WHAT NEEDS TO BE DONE:
Wherever "Flow" appears in a line, list that line.

[Extracts from a graphics dataset]
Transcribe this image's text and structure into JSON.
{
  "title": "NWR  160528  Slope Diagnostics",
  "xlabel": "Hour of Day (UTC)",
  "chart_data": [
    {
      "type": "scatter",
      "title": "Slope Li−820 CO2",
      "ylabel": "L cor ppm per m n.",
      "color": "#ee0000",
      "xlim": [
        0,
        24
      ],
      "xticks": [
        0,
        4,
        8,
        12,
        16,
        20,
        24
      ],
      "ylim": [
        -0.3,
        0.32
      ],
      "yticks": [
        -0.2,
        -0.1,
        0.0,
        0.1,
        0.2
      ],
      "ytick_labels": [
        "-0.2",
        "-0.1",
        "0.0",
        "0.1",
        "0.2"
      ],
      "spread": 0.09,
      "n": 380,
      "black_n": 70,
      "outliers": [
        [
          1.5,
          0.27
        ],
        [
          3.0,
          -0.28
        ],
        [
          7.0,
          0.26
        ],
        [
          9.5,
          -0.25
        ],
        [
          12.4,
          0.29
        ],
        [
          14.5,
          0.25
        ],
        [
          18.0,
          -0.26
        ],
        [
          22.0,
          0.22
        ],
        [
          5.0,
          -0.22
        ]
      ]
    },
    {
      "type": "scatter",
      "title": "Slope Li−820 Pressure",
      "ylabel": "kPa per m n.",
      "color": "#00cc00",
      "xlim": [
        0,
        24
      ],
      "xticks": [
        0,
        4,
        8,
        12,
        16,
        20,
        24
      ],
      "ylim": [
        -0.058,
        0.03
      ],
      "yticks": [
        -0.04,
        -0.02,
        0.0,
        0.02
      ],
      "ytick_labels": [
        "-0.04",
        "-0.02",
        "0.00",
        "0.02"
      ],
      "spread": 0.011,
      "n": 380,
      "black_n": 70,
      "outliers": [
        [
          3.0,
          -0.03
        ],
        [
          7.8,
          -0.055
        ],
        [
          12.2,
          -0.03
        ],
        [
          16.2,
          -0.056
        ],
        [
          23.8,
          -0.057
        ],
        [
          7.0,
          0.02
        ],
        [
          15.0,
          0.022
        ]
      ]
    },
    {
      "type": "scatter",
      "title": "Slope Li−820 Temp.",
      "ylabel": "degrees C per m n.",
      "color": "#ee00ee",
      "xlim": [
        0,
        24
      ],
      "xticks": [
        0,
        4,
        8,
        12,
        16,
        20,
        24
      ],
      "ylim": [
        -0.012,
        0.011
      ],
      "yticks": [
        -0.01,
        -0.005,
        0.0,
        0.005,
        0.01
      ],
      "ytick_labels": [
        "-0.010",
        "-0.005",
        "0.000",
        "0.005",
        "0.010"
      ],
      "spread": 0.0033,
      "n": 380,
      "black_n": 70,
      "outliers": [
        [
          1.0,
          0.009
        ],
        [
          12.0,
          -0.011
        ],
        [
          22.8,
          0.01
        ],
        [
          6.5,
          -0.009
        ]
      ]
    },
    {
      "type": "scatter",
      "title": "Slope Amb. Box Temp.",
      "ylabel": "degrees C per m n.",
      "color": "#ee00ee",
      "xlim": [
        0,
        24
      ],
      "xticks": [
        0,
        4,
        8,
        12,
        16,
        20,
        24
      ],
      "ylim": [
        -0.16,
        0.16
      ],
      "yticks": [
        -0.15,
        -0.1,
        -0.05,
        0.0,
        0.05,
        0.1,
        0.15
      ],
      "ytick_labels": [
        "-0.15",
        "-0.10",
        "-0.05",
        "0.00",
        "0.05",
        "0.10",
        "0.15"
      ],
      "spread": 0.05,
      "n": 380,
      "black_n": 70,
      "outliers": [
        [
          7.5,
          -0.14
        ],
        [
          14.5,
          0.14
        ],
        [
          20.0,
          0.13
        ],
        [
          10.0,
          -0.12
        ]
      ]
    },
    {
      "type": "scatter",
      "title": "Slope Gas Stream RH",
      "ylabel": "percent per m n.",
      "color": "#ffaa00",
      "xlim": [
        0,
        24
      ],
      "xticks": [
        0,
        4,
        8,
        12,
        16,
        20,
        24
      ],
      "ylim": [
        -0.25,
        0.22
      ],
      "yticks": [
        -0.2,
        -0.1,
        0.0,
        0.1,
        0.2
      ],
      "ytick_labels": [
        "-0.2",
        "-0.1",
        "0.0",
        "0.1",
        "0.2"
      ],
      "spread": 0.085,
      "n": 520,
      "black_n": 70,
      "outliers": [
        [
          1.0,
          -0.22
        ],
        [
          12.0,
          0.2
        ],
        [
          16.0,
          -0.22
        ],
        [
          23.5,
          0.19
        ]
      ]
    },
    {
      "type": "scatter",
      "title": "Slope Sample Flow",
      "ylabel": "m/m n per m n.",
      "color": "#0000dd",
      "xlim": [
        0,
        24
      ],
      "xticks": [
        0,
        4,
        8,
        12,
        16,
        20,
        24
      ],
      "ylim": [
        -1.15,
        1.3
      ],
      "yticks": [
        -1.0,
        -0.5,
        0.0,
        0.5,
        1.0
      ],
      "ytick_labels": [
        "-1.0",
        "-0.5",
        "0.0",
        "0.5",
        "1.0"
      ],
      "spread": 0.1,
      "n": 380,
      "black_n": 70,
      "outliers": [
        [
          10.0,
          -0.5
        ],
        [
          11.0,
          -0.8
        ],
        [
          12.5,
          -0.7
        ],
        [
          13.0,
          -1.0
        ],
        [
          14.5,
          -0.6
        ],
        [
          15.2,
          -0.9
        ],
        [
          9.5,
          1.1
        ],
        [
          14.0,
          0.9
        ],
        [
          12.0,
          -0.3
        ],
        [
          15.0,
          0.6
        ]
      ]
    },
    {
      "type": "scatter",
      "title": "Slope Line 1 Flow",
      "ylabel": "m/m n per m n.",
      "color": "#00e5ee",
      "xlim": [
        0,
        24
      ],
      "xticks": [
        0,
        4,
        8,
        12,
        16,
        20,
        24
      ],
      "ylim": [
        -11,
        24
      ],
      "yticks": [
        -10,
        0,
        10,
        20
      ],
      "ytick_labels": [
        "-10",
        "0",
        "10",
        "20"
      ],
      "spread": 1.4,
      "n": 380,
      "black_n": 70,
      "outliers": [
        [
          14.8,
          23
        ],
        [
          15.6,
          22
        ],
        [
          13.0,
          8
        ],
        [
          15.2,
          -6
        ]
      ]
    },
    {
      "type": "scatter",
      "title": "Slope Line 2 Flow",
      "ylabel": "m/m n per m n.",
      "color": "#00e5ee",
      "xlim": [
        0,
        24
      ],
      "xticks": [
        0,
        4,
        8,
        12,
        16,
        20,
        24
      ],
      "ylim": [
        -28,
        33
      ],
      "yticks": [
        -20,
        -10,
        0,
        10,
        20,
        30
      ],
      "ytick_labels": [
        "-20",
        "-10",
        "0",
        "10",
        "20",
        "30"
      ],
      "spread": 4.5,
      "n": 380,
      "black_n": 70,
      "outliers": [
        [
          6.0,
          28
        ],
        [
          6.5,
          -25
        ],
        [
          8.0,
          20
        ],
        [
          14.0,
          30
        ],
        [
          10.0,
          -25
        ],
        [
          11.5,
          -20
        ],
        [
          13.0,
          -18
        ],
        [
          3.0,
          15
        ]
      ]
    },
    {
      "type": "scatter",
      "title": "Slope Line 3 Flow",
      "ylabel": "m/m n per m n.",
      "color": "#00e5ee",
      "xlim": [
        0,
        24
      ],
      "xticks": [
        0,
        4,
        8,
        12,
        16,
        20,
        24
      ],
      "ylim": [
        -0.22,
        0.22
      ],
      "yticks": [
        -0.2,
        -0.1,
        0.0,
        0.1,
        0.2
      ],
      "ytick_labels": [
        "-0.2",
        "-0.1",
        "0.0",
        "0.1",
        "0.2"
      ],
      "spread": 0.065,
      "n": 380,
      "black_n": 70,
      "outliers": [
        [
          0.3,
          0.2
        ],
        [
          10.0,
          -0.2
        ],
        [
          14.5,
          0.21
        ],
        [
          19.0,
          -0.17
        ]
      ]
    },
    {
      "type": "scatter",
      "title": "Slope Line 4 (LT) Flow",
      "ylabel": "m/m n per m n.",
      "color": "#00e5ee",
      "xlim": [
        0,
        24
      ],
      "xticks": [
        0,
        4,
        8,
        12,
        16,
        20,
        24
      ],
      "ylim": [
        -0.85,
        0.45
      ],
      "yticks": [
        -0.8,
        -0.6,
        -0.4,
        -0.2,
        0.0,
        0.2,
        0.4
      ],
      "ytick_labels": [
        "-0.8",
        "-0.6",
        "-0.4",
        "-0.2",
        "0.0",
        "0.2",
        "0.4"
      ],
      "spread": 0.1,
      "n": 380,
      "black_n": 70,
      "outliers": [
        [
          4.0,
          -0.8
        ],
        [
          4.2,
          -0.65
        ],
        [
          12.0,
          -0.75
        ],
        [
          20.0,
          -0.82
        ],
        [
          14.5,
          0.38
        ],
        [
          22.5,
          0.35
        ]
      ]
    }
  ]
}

RESPONSE TO THE TASK:
      "title": "Slope Sample Flow",
      "title": "Slope Line 1 Flow",
      "title": "Slope Line 2 Flow",
      "title": "Slope Line 3 Flow",
      "title": "Slope Line 4 (LT) Flow",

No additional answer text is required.